- **GIVEN EXERCISE**
Quote every entry word for word.

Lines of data

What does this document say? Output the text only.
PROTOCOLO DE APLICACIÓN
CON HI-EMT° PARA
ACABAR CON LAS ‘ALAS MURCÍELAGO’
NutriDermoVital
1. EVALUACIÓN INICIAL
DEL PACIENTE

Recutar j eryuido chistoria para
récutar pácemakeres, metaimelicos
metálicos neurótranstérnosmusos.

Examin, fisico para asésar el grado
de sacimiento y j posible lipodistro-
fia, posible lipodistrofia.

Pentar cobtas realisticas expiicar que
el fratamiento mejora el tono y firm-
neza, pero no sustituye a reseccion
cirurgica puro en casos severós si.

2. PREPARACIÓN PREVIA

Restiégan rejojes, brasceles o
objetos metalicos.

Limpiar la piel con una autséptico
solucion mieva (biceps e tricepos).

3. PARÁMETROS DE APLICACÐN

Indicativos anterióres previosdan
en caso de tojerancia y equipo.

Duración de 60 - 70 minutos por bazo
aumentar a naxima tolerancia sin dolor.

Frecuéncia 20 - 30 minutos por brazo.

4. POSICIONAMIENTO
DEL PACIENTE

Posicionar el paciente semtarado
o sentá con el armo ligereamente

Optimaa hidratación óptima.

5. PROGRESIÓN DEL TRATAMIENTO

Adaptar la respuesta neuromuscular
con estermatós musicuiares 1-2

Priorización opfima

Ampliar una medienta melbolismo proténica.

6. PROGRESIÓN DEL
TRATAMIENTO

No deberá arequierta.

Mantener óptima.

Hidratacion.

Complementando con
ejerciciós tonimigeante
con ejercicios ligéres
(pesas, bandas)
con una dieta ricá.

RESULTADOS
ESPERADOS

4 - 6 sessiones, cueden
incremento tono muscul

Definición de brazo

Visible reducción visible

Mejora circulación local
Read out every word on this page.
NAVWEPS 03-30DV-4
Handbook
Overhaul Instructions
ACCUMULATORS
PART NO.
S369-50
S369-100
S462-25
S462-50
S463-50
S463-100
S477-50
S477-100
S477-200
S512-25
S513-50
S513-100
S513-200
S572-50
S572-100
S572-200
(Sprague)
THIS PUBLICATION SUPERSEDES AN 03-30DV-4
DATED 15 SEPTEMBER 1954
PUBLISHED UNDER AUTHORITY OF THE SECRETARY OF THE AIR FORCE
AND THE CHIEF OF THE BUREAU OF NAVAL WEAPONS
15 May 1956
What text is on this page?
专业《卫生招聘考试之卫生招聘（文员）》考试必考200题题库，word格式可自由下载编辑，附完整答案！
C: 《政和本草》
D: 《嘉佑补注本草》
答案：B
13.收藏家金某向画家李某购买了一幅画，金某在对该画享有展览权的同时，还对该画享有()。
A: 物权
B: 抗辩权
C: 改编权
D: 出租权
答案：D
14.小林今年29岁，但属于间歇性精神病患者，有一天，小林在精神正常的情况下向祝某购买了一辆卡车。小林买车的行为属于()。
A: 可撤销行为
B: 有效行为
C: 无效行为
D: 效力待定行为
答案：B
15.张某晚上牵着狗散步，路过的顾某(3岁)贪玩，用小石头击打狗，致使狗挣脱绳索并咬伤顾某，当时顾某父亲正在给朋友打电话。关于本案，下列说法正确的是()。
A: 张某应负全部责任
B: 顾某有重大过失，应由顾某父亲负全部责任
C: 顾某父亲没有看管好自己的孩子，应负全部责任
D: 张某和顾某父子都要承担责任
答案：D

- **THE OUTPUT**
What does this document say? Output the text only.
PROTOCOLO DE APLICACIÓN
CON HI-EMT° PARA
ACABAR CON LAS ‘ALAS MURCÍELAGO’
NutriDermoVital
1. EVALUACIÓN INICIAL
DEL PACIENTE

Recutar j eryuido chistoria para
récutar pácemakeres, metaimelicos
metálicos neurótranstérnosmusos.

Examin, fisico para asésar el grado
de sacimiento y j posible lipodistro-
fia, posible lipodistrofia.

Pentar cobtas realisticas expiicar que
el fratamiento mejora el tono y firm-
neza, pero no sustituye a reseccion
cirurgica puro en casos severós si.

2. PREPARACIÓN PREVIA

Restiégan rejojes, brasceles o
objetos metalicos.

Limpiar la piel con una autséptico
solucion mieva (biceps e tricepos).

3. PARÁMETROS DE APLICACÐN

Indicativos anterióres previosdan
en caso de tojerancia y equipo.

Duración de 60 - 70 minutos por bazo
aumentar a naxima tolerancia sin dolor.

Frecuéncia 20 - 30 minutos por brazo.

4. POSICIONAMIENTO
DEL PACIENTE

Posicionar el paciente semtarado
o sentá con el armo ligereamente

Optimaa hidratación óptima.

5. PROGRESIÓN DEL TRATAMIENTO

Adaptar la respuesta neuromuscular
con estermatós musicuiares 1-2

Priorización opfima

Ampliar una medienta melbolismo proténica.

6. PROGRESIÓN DEL
TRATAMIENTO

No deberá arequierta.

Mantener óptima.

Hidratacion.

Complementando con
ejerciciós tonimigeante
con ejercicios ligéres
(pesas, bandas)
con una dieta ricá.

RESULTADOS
ESPERADOS

4 - 6 sessiones, cueden
incremento tono muscul

Definición de brazo

Visible reducción visible

Mejora circulación local
Read out every word on this page.
NAVWEPS 03-30DV-4
Handbook
Overhaul Instructions
ACCUMULATORS
PART NO.
S369-50
S369-100
S462-25
S462-50
S463-50
S463-100
S477-50
S477-100
S477-200
S512-25
S513-50
S513-100
S513-200
S572-50
S572-100
S572-200
(Sprague)
THIS PUBLICATION SUPERSEDES AN 03-30DV-4
DATED 15 SEPTEMBER 1954
PUBLISHED UNDER AUTHORITY OF THE SECRETARY OF THE AIR FORCE
AND THE CHIEF OF THE BUREAU OF NAVAL WEAPONS
15 May 1956
What text is on this page?
专业《卫生招聘考试之卫生招聘（文员）》考试必考200题题库，word格式可自由下载编辑，附完整答案！
C: 《政和本草》
D: 《嘉佑补注本草》
答案：B
13.收藏家金某向画家李某购买了一幅画，金某在对该画享有展览权的同时，还对该画享有()。
A: 物权
B: 抗辩权
C: 改编权
D: 出租权
答案：D
14.小林今年29岁，但属于间歇性精神病患者，有一天，小林在精神正常的情况下向祝某购买了一辆卡车。小林买车的行为属于()。
A: 可撤销行为
B: 有效行为
C: 无效行为
D: 效力待定行为
答案：B
15.张某晚上牵着狗散步，路过的顾某(3岁)贪玩，用小石头击打狗，致使狗挣脱绳索并咬伤顾某，当时顾某父亲正在给朋友打电话。关于本案，下列说法正确的是()。
A: 张某应负全部责任
B: 顾某有重大过失，应由顾某父亲负全部责任
C: 顾某父亲没有看管好自己的孩子，应负全部责任
D: 张某和顾某父子都要承担责任
答案：D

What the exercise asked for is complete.